### AIM OF THE TASK
All records should be reproduced verbatim.

— START RECORDS FOR THE TASK —

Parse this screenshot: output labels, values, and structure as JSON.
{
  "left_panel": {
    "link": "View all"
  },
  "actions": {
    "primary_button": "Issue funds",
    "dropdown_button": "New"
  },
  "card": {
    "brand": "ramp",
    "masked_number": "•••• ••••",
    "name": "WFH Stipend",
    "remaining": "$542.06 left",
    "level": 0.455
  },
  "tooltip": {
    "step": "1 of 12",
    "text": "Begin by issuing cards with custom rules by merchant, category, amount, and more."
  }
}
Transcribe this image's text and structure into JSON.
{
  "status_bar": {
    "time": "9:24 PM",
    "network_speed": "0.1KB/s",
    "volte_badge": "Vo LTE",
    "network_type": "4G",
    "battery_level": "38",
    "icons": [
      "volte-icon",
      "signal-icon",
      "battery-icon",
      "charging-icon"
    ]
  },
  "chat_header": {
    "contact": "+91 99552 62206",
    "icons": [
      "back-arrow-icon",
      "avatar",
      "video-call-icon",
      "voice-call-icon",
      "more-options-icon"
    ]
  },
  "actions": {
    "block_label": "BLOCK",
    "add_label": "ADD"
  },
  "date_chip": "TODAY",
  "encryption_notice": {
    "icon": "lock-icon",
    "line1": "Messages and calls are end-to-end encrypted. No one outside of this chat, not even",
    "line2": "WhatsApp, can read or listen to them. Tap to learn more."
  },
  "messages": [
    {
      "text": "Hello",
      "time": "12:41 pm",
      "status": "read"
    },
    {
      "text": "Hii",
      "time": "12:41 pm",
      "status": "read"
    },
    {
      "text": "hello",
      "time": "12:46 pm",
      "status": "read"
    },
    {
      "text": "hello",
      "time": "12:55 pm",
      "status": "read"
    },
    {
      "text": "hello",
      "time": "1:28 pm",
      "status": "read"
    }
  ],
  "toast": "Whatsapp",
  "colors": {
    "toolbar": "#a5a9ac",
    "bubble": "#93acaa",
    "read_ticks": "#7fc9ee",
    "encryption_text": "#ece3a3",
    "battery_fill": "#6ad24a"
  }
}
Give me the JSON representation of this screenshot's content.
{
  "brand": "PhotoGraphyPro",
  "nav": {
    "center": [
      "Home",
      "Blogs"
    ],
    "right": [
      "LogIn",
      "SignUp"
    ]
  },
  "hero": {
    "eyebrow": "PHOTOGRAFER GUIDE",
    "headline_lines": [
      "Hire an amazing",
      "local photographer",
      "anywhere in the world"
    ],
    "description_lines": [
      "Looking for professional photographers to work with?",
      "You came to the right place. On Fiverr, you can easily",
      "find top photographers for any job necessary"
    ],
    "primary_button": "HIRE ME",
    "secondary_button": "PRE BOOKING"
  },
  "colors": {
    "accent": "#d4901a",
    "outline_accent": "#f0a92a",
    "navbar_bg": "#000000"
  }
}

— END RECORDS FOR THE TASK —

### RESPONSE TO THIS EXERCISE
Parse this screenshot: output labels, values, and structure as JSON.
{
  "left_panel": {
    "link": "View all"
  },
  "actions": {
    "primary_button": "Issue funds",
    "dropdown_button": "New"
  },
  "card": {
    "brand": "ramp",
    "masked_number": "•••• ••••",
    "name": "WFH Stipend",
    "remaining": "$542.06 left",
    "level": 0.455
  },
  "tooltip": {
    "step": "1 of 12",
    "text": "Begin by issuing cards with custom rules by merchant, category, amount, and more."
  }
}
Transcribe this image's text and structure into JSON.
{
  "status_bar": {
    "time": "9:24 PM",
    "network_speed": "0.1KB/s",
    "volte_badge": "Vo LTE",
    "network_type": "4G",
    "battery_level": "38",
    "icons": [
      "volte-icon",
      "signal-icon",
      "battery-icon",
      "charging-icon"
    ]
  },
  "chat_header": {
    "contact": "+91 99552 62206",
    "icons": [
      "back-arrow-icon",
      "avatar",
      "video-call-icon",
      "voice-call-icon",
      "more-options-icon"
    ]
  },
  "actions": {
    "block_label": "BLOCK",
    "add_label": "ADD"
  },
  "date_chip": "TODAY",
  "encryption_notice": {
    "icon": "lock-icon",
    "line1": "Messages and calls are end-to-end encrypted. No one outside of this chat, not even",
    "line2": "WhatsApp, can read or listen to them. Tap to learn more."
  },
  "messages": [
    {
      "text": "Hello",
      "time": "12:41 pm",
      "status": "read"
    },
    {
      "text": "Hii",
      "time": "12:41 pm",
      "status": "read"
    },
    {
      "text": "hello",
      "time": "12:46 pm",
      "status": "read"
    },
    {
      "text": "hello",
      "time": "12:55 pm",
      "status": "read"
    },
    {
      "text": "hello",
      "time": "1:28 pm",
      "status": "read"
    }
  ],
  "toast": "Whatsapp",
  "colors": {
    "toolbar": "#a5a9ac",
    "bubble": "#93acaa",
    "read_ticks": "#7fc9ee",
    "encryption_text": "#ece3a3",
    "battery_fill": "#6ad24a"
  }
}
Give me the JSON representation of this screenshot's content.
{
  "brand": "PhotoGraphyPro",
  "nav": {
    "center": [
      "Home",
      "Blogs"
    ],
    "right": [
      "LogIn",
      "SignUp"
    ]
  },
  "hero": {
    "eyebrow": "PHOTOGRAFER GUIDE",
    "headline_lines": [
      "Hire an amazing",
      "local photographer",
      "anywhere in the world"
    ],
    "description_lines": [
      "Looking for professional photographers to work with?",
      "You came to the right place. On Fiverr, you can easily",
      "find top photographers for any job necessary"
    ],
    "primary_button": "HIRE ME",
    "secondary_button": "PRE BOOKING"
  },
  "colors": {
    "accent": "#d4901a",
    "outline_accent": "#f0a92a",
    "navbar_bg": "#000000"
  }
}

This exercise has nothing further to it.